_Your instructions_
Look through the material below for "type". Copy every line that contains it.

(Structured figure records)

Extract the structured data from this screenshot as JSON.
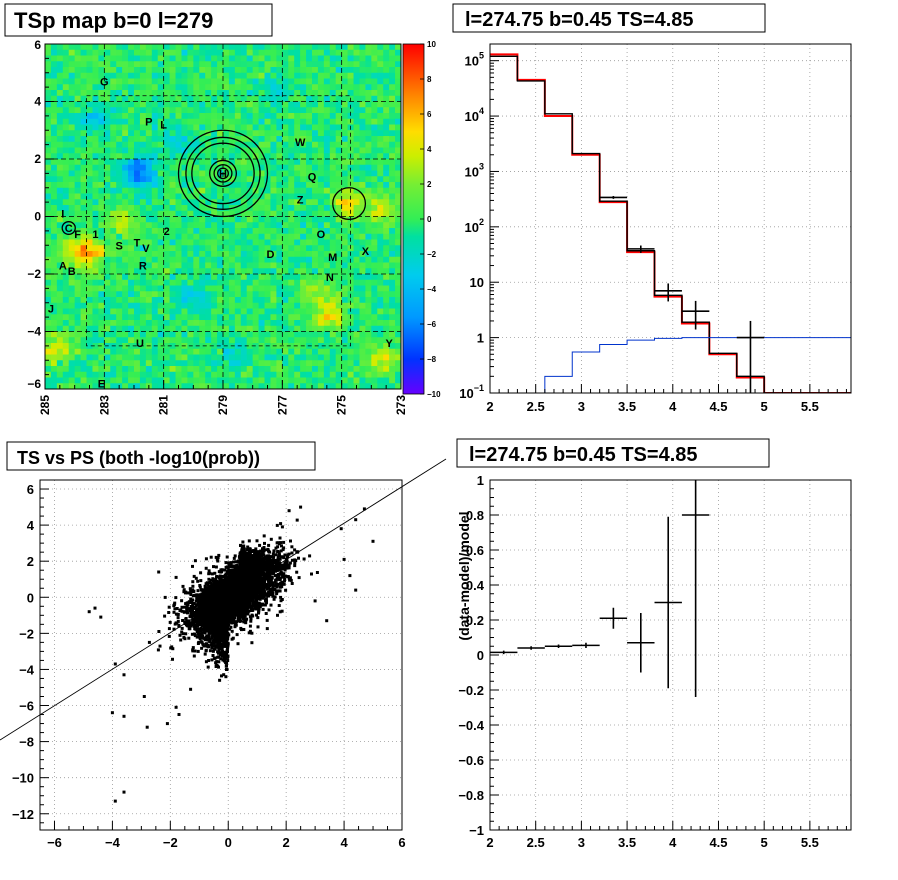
{
  "titles": {
    "tl": "TSp map b=0 l=279",
    "tr": "l=274.75 b=0.45 TS=4.85",
    "bl": "TS vs PS (both -log10(prob))",
    "br": "l=274.75 b=0.45 TS=4.85"
  },
  "chart_data": [
    {
      "id": "tsp-map",
      "type": "heatmap",
      "title": "TSp map b=0 l=279",
      "x_ticks": [
        "285",
        "283",
        "281",
        "279",
        "277",
        "275",
        "273"
      ],
      "y_ticks": [
        "6",
        "4",
        "2",
        "0",
        "-2",
        "-4",
        "-6"
      ],
      "xlim": [
        285,
        273
      ],
      "ylim": [
        -6,
        6
      ],
      "colorbar": {
        "range": [
          -10,
          10
        ],
        "ticks": [
          "10",
          "8",
          "6",
          "4",
          "2",
          "0",
          "-2",
          "-4",
          "-6",
          "-8",
          "-10"
        ]
      },
      "source_labels": [
        {
          "text": "G",
          "l": 283.0,
          "b": 4.7
        },
        {
          "text": "P",
          "l": 281.5,
          "b": 3.3
        },
        {
          "text": "L",
          "l": 281.0,
          "b": 3.2
        },
        {
          "text": "W",
          "l": 276.4,
          "b": 2.6
        },
        {
          "text": "Q",
          "l": 276.0,
          "b": 1.4
        },
        {
          "text": "Z",
          "l": 276.4,
          "b": 0.6
        },
        {
          "text": "I",
          "l": 284.4,
          "b": 0.1
        },
        {
          "text": "F",
          "l": 283.9,
          "b": -0.6
        },
        {
          "text": "1",
          "l": 283.3,
          "b": -0.6
        },
        {
          "text": "2",
          "l": 280.9,
          "b": -0.5
        },
        {
          "text": "S",
          "l": 282.5,
          "b": -1.0
        },
        {
          "text": "T",
          "l": 281.9,
          "b": -0.9
        },
        {
          "text": "V",
          "l": 281.6,
          "b": -1.1
        },
        {
          "text": "R",
          "l": 281.7,
          "b": -1.7
        },
        {
          "text": "D",
          "l": 277.4,
          "b": -1.3
        },
        {
          "text": "O",
          "l": 275.7,
          "b": -0.6
        },
        {
          "text": "M",
          "l": 275.3,
          "b": -1.4
        },
        {
          "text": "X",
          "l": 274.2,
          "b": -1.2
        },
        {
          "text": "N",
          "l": 275.4,
          "b": -2.1
        },
        {
          "text": "A",
          "l": 284.4,
          "b": -1.7
        },
        {
          "text": "B",
          "l": 284.1,
          "b": -1.9
        },
        {
          "text": "J",
          "l": 284.8,
          "b": -3.2
        },
        {
          "text": "U",
          "l": 281.8,
          "b": -4.4
        },
        {
          "text": "Y",
          "l": 273.4,
          "b": -4.4
        },
        {
          "text": "E",
          "l": 283.1,
          "b": -5.8
        },
        {
          "text": "C",
          "l": 284.2,
          "b": -0.4
        },
        {
          "text": "H",
          "l": 279.0,
          "b": 1.5
        }
      ],
      "circles": [
        {
          "l": 279.0,
          "b": 1.5,
          "r": [
            1.5,
            1.25,
            1.05,
            0.45,
            0.3,
            0.18
          ]
        },
        {
          "l": 274.75,
          "b": 0.45,
          "r": [
            0.55
          ]
        },
        {
          "l": 284.2,
          "b": -0.4,
          "r": [
            0.22
          ]
        }
      ],
      "hot_spots": [
        {
          "l": 281.8,
          "b": 1.55,
          "v": -7
        },
        {
          "l": 274.75,
          "b": 0.45,
          "v": 5
        },
        {
          "l": 273.6,
          "b": 0.2,
          "v": 4
        },
        {
          "l": 283.9,
          "b": -1.2,
          "v": 5
        },
        {
          "l": 283.4,
          "b": -1.3,
          "v": 4
        },
        {
          "l": 275.4,
          "b": -3.4,
          "v": 5
        },
        {
          "l": 284.6,
          "b": -4.6,
          "v": 4
        },
        {
          "l": 273.6,
          "b": -5.0,
          "v": 4
        },
        {
          "l": 282.4,
          "b": -0.2,
          "v": 3
        },
        {
          "l": 276.0,
          "b": -2.6,
          "v": 3
        },
        {
          "l": 283.3,
          "b": 3.4,
          "v": -3
        },
        {
          "l": 280.6,
          "b": 2.7,
          "v": -3
        },
        {
          "l": 280.0,
          "b": -2.8,
          "v": -3
        },
        {
          "l": 277.2,
          "b": 4.5,
          "v": -2
        },
        {
          "l": 278.6,
          "b": -4.8,
          "v": -2
        }
      ]
    },
    {
      "id": "spectrum",
      "type": "line",
      "title": "l=274.75 b=0.45 TS=4.85",
      "xlim": [
        2,
        5.95
      ],
      "ylog": true,
      "ylim": [
        0.1,
        200000
      ],
      "x_ticks": [
        2,
        2.5,
        3,
        3.5,
        4,
        4.5,
        5,
        5.5
      ],
      "x_tick_labels": [
        "2",
        "2.5",
        "3",
        "3.5",
        "4",
        "4.5",
        "5",
        "5.5"
      ],
      "y_tick_labels": [
        {
          "v": 0.1,
          "t": "10",
          "e": "-1"
        },
        {
          "v": 1,
          "t": "1",
          "e": ""
        },
        {
          "v": 10,
          "t": "10",
          "e": ""
        },
        {
          "v": 100,
          "t": "10",
          "e": "2"
        },
        {
          "v": 1000,
          "t": "10",
          "e": "3"
        },
        {
          "v": 10000,
          "t": "10",
          "e": "4"
        },
        {
          "v": 100000,
          "t": "10",
          "e": "5"
        }
      ],
      "bin_edges": [
        2,
        2.3,
        2.6,
        2.9,
        3.2,
        3.5,
        3.8,
        4.1,
        4.4,
        4.7,
        5.0,
        5.3,
        5.6,
        5.95
      ],
      "series": [
        {
          "role": "total-model",
          "color": "#ff0000",
          "values": [
            130000,
            45000,
            10000,
            2000,
            280,
            35,
            5.5,
            1.8,
            0.5,
            0.19,
            0.1,
            0.1,
            0.1
          ]
        },
        {
          "role": "other-model",
          "color": "#000000",
          "values": [
            120000,
            43000,
            11000,
            2100,
            290,
            37,
            5.8,
            1.9,
            0.52,
            0.2,
            0.1,
            0.1,
            0.1
          ]
        },
        {
          "role": "point-source",
          "color": "#0033cc",
          "values": [
            0.05,
            0.07,
            0.2,
            0.55,
            0.75,
            0.9,
            0.97,
            1.0,
            1.0,
            1.0,
            1.0,
            1.0,
            1.0
          ]
        }
      ],
      "data_points": [
        {
          "x": 3.35,
          "y": 340,
          "xe": 0.15,
          "ylo": 320,
          "yhi": 360
        },
        {
          "x": 3.65,
          "y": 40,
          "xe": 0.15,
          "ylo": 34,
          "yhi": 46
        },
        {
          "x": 3.95,
          "y": 7,
          "xe": 0.15,
          "ylo": 4.5,
          "yhi": 9.5
        },
        {
          "x": 4.25,
          "y": 3,
          "xe": 0.15,
          "ylo": 1.4,
          "yhi": 4.6
        },
        {
          "x": 4.85,
          "y": 1,
          "xe": 0.15,
          "ylo": 0.1,
          "yhi": 2
        }
      ]
    },
    {
      "id": "ts-vs-ps",
      "type": "scatter",
      "title": "TS vs PS (both -log10(prob))",
      "xlim": [
        -6.5,
        6
      ],
      "ylim": [
        -12.9,
        6.5
      ],
      "x_ticks": [
        -6,
        -4,
        -2,
        0,
        2,
        4,
        6
      ],
      "y_ticks": [
        6,
        4,
        2,
        0,
        -2,
        -4,
        -6,
        -8,
        -10,
        -12
      ],
      "line": {
        "slope": 1,
        "intercept": 0
      },
      "outliers": [
        [
          -3.6,
          -10.8
        ],
        [
          -3.9,
          -11.3
        ],
        [
          -4.0,
          -6.4
        ],
        [
          -3.6,
          -6.6
        ],
        [
          -2.8,
          -7.2
        ],
        [
          -1.8,
          -6.1
        ],
        [
          -1.7,
          -6.5
        ],
        [
          -4.8,
          -0.8
        ],
        [
          -4.6,
          -0.6
        ],
        [
          -4.4,
          -1.1
        ],
        [
          -3.6,
          -4.3
        ],
        [
          -3.9,
          -3.7
        ],
        [
          3.9,
          3.8
        ],
        [
          4.4,
          4.3
        ],
        [
          5.0,
          3.1
        ],
        [
          4.7,
          4.9
        ],
        [
          4.2,
          1.2
        ],
        [
          4.4,
          0.4
        ],
        [
          4.0,
          2.1
        ],
        [
          3.4,
          -1.3
        ],
        [
          3.0,
          -0.2
        ],
        [
          2.5,
          5.0
        ],
        [
          2.1,
          4.8
        ],
        [
          -2.9,
          -5.5
        ],
        [
          -2.1,
          -7.0
        ],
        [
          -1.3,
          -5.1
        ],
        [
          -0.3,
          -4.6
        ],
        [
          -1.8,
          1.1
        ],
        [
          -2.4,
          1.4
        ],
        [
          1.7,
          -1.0
        ]
      ]
    },
    {
      "id": "residuals",
      "type": "scatter",
      "title": "l=274.75 b=0.45 TS=4.85",
      "ylabel": "(data-model)/model",
      "xlim": [
        2,
        5.95
      ],
      "ylim": [
        -1,
        1
      ],
      "x_ticks": [
        2,
        2.5,
        3,
        3.5,
        4,
        4.5,
        5,
        5.5
      ],
      "x_tick_labels": [
        "2",
        "2.5",
        "3",
        "3.5",
        "4",
        "4.5",
        "5",
        "5.5"
      ],
      "y_ticks": [
        1,
        0.8,
        0.6,
        0.4,
        0.2,
        0,
        -0.2,
        -0.4,
        -0.6,
        -0.8,
        -1
      ],
      "y_tick_labels": [
        "1",
        "0.8",
        "0.6",
        "0.4",
        "0.2",
        "0",
        "−0.2",
        "−0.4",
        "−0.6",
        "−0.8",
        "−1"
      ],
      "points": [
        {
          "x": 2.15,
          "y": 0.015,
          "xe": 0.15,
          "ylo": 0.005,
          "yhi": 0.025
        },
        {
          "x": 2.45,
          "y": 0.04,
          "xe": 0.15,
          "ylo": 0.03,
          "yhi": 0.05
        },
        {
          "x": 2.75,
          "y": 0.05,
          "xe": 0.15,
          "ylo": 0.04,
          "yhi": 0.06
        },
        {
          "x": 3.05,
          "y": 0.055,
          "xe": 0.15,
          "ylo": 0.04,
          "yhi": 0.07
        },
        {
          "x": 3.35,
          "y": 0.21,
          "xe": 0.15,
          "ylo": 0.15,
          "yhi": 0.27
        },
        {
          "x": 3.65,
          "y": 0.07,
          "xe": 0.15,
          "ylo": -0.1,
          "yhi": 0.24
        },
        {
          "x": 3.95,
          "y": 0.3,
          "xe": 0.15,
          "ylo": -0.19,
          "yhi": 0.79
        },
        {
          "x": 4.25,
          "y": 0.8,
          "xe": 0.15,
          "ylo": -0.24,
          "yhi": 1.0
        }
      ]
    }
  ]
}
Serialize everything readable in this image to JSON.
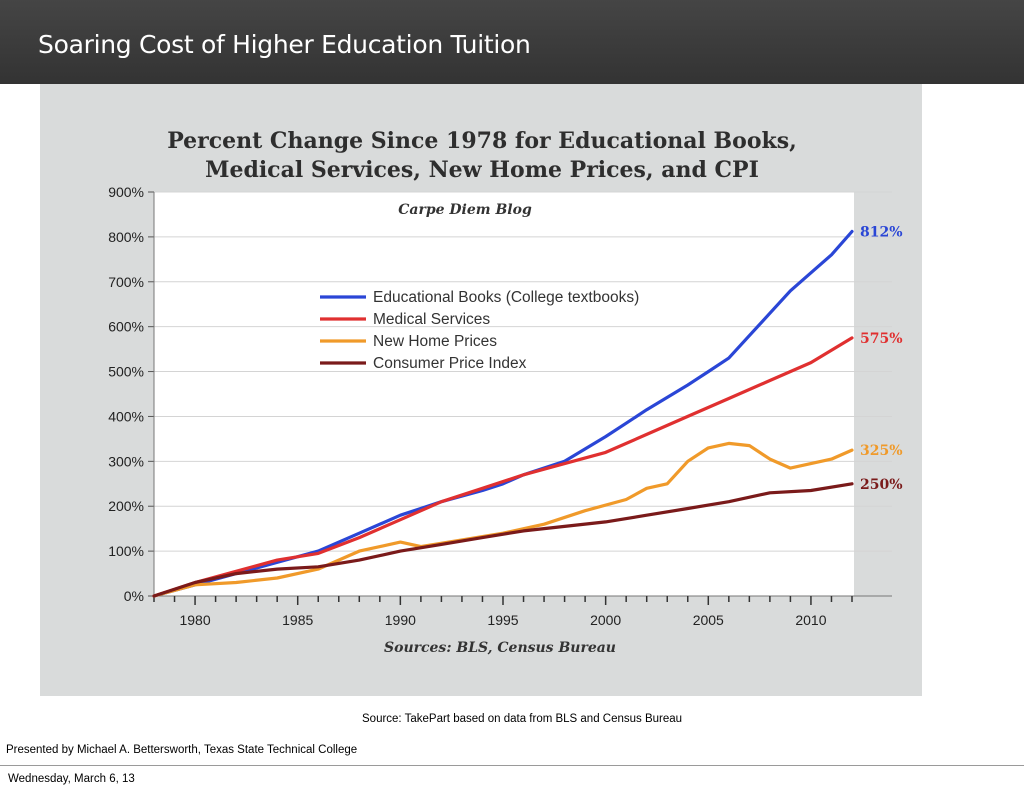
{
  "slide": {
    "title": "Soaring Cost of Higher Education Tuition",
    "caption": "Source: TakePart based on data from BLS and Census Bureau",
    "presenter": "Presented by Michael A. Bettersworth, Texas State Technical College",
    "date": "Wednesday, March 6, 13"
  },
  "chart_data": {
    "type": "line",
    "title": "Percent Change Since 1978 for Educational Books, Medical Services, New Home Prices, and CPI",
    "title_lines": [
      "Percent Change Since 1978 for Educational Books,",
      "Medical Services, New Home Prices, and CPI"
    ],
    "subtitle": "Carpe Diem Blog",
    "source_note": "Sources: BLS, Census Bureau",
    "xlim": [
      1978,
      2012
    ],
    "ylim": [
      0,
      900
    ],
    "x_ticks": [
      1980,
      1985,
      1990,
      1995,
      2000,
      2005,
      2010
    ],
    "y_ticks": [
      "0%",
      "100%",
      "200%",
      "300%",
      "400%",
      "500%",
      "600%",
      "700%",
      "800%",
      "900%"
    ],
    "grid": true,
    "legend_position": "upper-left-center",
    "series": [
      {
        "name": "Educational Books  (College textbooks)",
        "color": "#2a46d6",
        "end_label": "812%",
        "x": [
          1978,
          1980,
          1982,
          1984,
          1986,
          1988,
          1990,
          1992,
          1994,
          1995,
          1996,
          1998,
          2000,
          2001,
          2002,
          2004,
          2005,
          2006,
          2007,
          2008,
          2009,
          2010,
          2011,
          2012
        ],
        "y": [
          0,
          25,
          50,
          75,
          100,
          140,
          180,
          210,
          235,
          250,
          270,
          300,
          355,
          385,
          415,
          470,
          500,
          530,
          580,
          630,
          680,
          720,
          760,
          812
        ]
      },
      {
        "name": "Medical Services",
        "color": "#e03030",
        "end_label": "575%",
        "x": [
          1978,
          1980,
          1982,
          1984,
          1986,
          1988,
          1990,
          1992,
          1994,
          1996,
          1998,
          2000,
          2002,
          2004,
          2006,
          2008,
          2010,
          2012
        ],
        "y": [
          0,
          30,
          55,
          80,
          95,
          130,
          170,
          210,
          240,
          270,
          295,
          320,
          360,
          400,
          440,
          480,
          520,
          575
        ]
      },
      {
        "name": "New Home Prices",
        "color": "#f09a2a",
        "end_label": "325%",
        "x": [
          1978,
          1980,
          1982,
          1984,
          1986,
          1988,
          1990,
          1991,
          1993,
          1995,
          1997,
          1999,
          2001,
          2002,
          2003,
          2004,
          2005,
          2006,
          2007,
          2008,
          2009,
          2010,
          2011,
          2012
        ],
        "y": [
          0,
          25,
          30,
          40,
          60,
          100,
          120,
          110,
          125,
          140,
          160,
          190,
          215,
          240,
          250,
          300,
          330,
          340,
          335,
          305,
          285,
          295,
          305,
          325
        ]
      },
      {
        "name": "Consumer Price Index",
        "color": "#7a1a1a",
        "end_label": "250%",
        "x": [
          1978,
          1980,
          1982,
          1984,
          1986,
          1988,
          1990,
          1992,
          1994,
          1996,
          1998,
          2000,
          2002,
          2004,
          2006,
          2008,
          2010,
          2012
        ],
        "y": [
          0,
          30,
          50,
          60,
          65,
          80,
          100,
          115,
          130,
          145,
          155,
          165,
          180,
          195,
          210,
          230,
          235,
          250
        ]
      }
    ]
  }
}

_Result of this task_
      "type": "heatmap",
      "type": "line",
      "type": "scatter",
      "type": "scatter",
    "type": "line",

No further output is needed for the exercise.